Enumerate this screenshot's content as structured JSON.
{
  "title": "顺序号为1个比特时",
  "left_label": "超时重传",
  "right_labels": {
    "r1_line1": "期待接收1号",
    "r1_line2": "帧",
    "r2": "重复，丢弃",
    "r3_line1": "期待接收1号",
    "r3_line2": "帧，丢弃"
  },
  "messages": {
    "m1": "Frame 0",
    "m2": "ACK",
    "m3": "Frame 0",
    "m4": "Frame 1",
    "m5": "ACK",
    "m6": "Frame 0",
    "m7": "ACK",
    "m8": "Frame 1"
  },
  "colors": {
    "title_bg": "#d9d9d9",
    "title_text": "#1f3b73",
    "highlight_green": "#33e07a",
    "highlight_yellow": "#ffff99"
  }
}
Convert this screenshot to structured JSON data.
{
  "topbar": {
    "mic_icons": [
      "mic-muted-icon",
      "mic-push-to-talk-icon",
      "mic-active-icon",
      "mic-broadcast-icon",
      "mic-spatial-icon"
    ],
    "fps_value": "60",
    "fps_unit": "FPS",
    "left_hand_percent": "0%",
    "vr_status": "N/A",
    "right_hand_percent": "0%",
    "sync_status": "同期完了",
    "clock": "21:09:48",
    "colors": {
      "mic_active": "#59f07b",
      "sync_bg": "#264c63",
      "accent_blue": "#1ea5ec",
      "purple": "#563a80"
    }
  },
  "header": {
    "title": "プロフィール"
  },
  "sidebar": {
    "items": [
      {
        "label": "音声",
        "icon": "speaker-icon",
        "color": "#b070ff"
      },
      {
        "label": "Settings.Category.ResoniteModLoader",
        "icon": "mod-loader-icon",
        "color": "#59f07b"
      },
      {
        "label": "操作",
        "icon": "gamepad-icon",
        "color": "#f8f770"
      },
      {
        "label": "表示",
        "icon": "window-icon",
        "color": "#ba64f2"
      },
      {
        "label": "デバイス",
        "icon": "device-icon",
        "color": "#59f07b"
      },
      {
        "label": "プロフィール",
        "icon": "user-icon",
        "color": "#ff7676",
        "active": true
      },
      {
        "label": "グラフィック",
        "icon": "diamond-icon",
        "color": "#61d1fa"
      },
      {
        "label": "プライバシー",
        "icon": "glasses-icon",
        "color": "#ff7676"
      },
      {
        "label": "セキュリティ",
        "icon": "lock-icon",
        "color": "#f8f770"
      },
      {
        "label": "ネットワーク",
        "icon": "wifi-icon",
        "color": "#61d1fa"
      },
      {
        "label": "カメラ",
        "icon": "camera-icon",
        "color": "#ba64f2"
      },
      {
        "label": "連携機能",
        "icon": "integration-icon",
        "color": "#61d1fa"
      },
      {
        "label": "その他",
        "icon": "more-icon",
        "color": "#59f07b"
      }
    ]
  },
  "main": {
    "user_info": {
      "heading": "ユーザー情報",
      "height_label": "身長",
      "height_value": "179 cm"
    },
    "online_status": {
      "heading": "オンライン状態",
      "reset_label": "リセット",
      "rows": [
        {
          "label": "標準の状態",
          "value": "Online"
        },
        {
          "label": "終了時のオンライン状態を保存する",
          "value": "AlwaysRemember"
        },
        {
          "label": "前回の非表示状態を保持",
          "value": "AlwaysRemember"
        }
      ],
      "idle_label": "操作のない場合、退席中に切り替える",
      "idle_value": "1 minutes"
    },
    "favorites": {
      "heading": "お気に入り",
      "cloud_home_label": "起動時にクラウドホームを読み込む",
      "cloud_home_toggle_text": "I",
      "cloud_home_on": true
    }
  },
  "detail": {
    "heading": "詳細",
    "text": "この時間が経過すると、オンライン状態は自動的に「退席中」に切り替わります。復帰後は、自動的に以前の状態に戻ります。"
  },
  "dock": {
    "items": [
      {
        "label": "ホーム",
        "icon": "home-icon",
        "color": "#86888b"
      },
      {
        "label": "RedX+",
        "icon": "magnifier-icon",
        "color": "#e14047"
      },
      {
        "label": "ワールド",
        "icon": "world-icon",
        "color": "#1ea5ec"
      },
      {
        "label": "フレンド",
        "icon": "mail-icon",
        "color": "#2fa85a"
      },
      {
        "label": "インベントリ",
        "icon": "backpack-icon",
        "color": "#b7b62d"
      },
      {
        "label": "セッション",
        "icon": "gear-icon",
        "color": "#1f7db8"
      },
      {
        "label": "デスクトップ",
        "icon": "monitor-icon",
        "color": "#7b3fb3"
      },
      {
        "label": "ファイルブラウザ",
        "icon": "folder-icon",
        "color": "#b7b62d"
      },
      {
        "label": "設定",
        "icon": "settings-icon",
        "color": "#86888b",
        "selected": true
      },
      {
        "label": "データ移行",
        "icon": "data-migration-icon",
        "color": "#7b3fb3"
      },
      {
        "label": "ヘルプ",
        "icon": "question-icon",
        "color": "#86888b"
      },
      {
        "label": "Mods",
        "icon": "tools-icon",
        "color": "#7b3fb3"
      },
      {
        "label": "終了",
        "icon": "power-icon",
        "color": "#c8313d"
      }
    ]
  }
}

▬▬▬▬▬▬

YOUR INSTRUCTIONS ▸ Filter out all lines lacking the word "JSON" and copy the rest.

WRITTEN REPLY ▸
Enumerate this screenshot's content as structured JSON.
Convert this screenshot to structured JSON data.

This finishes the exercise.